# START OF Input records

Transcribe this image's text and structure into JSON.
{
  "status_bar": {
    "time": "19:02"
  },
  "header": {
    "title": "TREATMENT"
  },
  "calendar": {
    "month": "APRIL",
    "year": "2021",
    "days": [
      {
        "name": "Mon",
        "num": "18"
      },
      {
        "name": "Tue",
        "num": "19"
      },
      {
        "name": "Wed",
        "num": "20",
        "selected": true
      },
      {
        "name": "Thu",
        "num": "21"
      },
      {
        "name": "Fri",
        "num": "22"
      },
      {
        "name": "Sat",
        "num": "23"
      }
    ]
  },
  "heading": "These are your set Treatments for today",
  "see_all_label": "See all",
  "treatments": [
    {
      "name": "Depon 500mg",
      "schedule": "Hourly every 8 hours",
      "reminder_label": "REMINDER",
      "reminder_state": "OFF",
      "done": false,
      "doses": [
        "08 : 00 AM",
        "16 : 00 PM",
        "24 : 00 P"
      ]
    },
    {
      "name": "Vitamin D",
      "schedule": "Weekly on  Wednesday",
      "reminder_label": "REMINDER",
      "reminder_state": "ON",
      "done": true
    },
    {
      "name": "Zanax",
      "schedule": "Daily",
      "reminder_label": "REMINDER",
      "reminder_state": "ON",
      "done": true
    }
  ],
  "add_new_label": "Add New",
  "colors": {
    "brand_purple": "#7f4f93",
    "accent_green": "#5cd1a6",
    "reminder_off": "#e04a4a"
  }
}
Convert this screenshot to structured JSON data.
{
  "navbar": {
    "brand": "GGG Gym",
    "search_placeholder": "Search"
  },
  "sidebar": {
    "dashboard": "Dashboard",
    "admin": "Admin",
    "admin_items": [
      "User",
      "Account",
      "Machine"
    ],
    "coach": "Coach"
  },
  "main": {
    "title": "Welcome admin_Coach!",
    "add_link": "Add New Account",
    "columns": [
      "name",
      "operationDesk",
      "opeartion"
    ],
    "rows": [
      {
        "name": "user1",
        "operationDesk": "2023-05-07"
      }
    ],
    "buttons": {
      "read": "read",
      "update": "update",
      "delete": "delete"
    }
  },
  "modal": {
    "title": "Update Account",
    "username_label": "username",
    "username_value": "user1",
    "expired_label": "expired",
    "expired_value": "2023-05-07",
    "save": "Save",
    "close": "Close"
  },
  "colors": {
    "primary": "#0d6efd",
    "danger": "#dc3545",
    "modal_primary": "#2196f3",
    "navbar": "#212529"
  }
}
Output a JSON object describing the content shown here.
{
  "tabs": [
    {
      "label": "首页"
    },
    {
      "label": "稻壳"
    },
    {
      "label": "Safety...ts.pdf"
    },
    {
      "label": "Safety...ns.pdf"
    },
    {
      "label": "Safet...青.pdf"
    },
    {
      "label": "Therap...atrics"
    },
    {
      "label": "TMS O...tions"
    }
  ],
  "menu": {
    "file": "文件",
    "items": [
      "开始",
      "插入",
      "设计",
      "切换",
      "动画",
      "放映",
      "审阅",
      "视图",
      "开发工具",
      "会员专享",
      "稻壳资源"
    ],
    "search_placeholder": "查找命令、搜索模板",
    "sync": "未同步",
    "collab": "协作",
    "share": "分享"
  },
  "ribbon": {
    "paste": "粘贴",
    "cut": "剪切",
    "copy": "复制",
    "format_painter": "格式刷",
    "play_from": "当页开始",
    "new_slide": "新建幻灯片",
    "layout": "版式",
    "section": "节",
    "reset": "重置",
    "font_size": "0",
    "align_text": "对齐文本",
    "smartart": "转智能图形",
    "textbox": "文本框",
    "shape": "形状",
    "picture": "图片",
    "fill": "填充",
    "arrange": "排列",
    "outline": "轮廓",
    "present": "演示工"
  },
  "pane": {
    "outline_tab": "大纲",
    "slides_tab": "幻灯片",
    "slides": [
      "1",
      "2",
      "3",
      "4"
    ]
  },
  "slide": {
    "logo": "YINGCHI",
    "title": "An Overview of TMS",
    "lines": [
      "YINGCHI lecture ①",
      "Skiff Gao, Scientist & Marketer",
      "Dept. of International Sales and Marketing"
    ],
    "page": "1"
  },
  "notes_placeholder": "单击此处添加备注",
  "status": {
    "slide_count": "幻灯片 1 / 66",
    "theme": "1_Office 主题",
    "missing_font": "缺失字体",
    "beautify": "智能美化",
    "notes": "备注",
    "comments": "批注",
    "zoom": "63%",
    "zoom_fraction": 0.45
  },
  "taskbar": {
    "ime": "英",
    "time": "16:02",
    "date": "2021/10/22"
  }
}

# END OF Input records

**Problem requirements**: From the data, collect all lines where the string "Account" appears.

**Answer for the task**:
      "Account",
    "add_link": "Add New Account",
    "title": "Update Account",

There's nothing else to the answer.